▶ Stated problem
Copy each line of the material below that includes the string "crisis".

[start Exercise input]

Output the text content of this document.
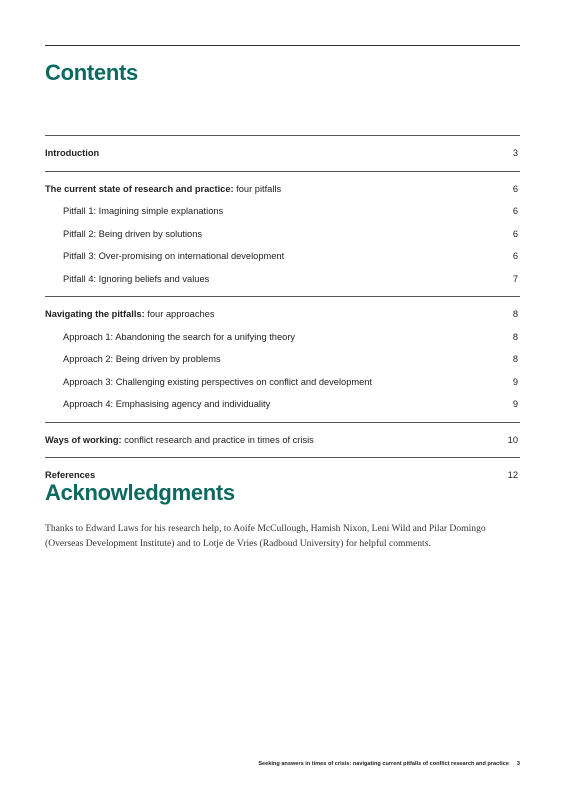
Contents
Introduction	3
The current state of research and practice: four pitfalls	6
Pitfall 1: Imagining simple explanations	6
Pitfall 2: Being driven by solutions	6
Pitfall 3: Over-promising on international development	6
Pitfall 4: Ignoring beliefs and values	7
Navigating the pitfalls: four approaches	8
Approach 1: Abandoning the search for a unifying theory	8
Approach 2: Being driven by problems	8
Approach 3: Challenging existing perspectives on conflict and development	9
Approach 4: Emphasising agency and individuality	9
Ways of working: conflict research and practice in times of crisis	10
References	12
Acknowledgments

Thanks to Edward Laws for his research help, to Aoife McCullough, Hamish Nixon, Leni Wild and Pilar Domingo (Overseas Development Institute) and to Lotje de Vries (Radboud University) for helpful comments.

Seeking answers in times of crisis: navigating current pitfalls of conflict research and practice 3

[end Exercise input]
[start Exercise input]

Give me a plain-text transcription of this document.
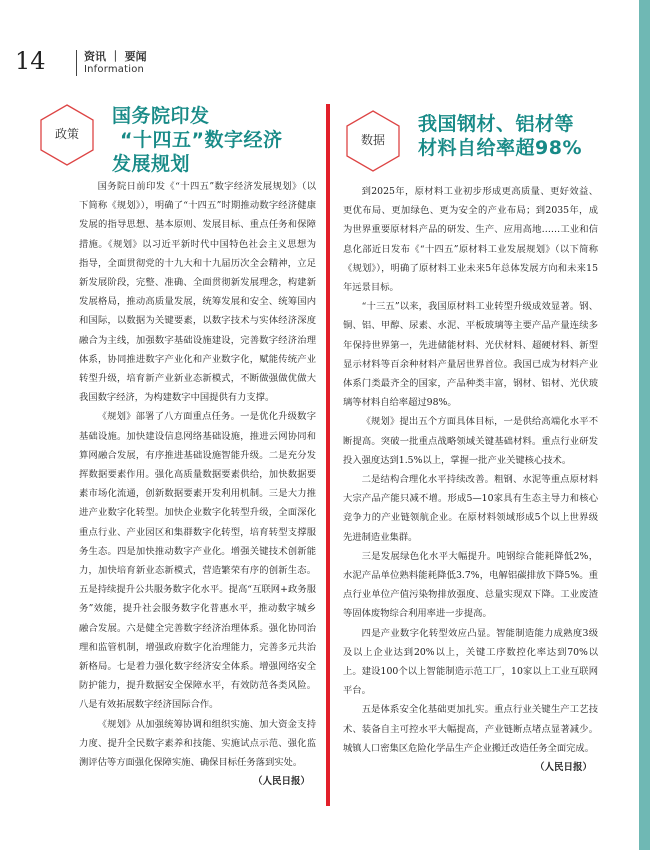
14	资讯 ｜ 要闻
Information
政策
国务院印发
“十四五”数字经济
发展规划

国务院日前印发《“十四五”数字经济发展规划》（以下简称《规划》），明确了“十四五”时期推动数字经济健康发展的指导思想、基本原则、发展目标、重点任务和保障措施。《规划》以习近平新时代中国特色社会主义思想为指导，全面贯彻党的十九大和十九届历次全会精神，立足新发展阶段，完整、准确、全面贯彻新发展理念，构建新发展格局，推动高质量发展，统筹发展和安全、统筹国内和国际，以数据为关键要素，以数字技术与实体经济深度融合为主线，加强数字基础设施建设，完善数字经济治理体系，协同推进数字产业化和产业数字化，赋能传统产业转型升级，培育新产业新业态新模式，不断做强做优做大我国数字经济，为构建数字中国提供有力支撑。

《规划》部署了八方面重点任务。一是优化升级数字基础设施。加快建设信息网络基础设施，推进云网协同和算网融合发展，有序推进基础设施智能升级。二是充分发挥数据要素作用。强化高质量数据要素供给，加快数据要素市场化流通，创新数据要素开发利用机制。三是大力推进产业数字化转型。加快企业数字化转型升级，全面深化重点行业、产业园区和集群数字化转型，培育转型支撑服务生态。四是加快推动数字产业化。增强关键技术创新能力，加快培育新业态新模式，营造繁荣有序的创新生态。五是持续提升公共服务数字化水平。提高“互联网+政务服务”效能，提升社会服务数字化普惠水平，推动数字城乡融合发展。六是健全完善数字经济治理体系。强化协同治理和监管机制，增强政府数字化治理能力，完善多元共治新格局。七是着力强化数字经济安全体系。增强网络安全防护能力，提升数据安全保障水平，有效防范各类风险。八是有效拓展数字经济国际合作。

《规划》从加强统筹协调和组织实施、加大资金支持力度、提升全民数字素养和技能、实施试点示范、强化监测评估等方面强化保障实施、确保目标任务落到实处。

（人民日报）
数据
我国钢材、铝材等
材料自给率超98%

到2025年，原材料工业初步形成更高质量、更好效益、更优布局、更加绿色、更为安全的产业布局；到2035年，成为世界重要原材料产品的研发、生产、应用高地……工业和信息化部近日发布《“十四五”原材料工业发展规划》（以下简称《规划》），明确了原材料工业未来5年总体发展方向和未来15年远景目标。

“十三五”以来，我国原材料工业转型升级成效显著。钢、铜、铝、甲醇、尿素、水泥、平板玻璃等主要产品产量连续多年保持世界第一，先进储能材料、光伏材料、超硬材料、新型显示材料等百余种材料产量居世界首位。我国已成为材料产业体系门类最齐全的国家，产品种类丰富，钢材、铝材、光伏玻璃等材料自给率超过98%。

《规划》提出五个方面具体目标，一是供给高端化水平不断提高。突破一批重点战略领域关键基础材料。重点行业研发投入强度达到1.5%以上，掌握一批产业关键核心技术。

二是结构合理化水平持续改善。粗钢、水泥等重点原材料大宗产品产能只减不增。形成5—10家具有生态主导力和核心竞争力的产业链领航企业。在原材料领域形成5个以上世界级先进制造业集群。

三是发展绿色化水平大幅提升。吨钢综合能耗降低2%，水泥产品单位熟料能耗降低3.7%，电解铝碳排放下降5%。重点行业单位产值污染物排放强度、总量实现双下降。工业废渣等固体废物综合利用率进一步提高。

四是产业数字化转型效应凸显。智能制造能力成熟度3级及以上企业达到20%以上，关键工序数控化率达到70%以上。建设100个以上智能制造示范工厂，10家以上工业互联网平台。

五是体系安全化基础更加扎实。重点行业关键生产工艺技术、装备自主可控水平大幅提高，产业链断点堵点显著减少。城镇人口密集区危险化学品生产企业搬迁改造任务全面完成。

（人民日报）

[end Exercise input]
[start Exercise input]

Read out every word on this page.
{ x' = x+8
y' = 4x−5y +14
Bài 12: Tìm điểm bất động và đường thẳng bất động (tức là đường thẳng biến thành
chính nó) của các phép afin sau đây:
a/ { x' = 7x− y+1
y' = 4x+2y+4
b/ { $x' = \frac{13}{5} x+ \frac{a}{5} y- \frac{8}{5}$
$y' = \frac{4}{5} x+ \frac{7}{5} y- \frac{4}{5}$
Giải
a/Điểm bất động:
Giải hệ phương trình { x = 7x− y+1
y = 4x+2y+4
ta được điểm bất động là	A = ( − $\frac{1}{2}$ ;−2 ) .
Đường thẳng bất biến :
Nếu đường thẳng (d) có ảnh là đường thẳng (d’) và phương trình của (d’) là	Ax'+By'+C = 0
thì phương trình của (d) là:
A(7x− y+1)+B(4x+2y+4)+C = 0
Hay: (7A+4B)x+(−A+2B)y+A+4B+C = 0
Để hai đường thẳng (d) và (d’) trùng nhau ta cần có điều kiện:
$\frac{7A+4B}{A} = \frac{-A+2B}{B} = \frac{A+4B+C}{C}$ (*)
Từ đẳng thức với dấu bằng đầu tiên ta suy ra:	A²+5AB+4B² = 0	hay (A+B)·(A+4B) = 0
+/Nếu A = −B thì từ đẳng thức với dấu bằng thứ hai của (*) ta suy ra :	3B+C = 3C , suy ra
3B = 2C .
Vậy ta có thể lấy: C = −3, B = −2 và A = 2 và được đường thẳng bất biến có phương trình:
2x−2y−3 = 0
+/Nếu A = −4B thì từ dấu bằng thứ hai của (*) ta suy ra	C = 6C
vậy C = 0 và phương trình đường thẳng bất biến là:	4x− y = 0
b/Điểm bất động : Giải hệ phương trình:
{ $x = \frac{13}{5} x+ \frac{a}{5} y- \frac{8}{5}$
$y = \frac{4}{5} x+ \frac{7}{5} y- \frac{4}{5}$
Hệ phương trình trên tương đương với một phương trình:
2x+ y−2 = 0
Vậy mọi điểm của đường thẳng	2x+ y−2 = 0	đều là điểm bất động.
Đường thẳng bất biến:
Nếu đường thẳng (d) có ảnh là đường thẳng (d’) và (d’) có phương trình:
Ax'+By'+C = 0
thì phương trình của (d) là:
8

[end Exercise input]

▶ Finished answer
Ways of working: conflict research and practice in times of crisis	10
Seeking answers in times of crisis: navigating current pitfalls of conflict research and practice 3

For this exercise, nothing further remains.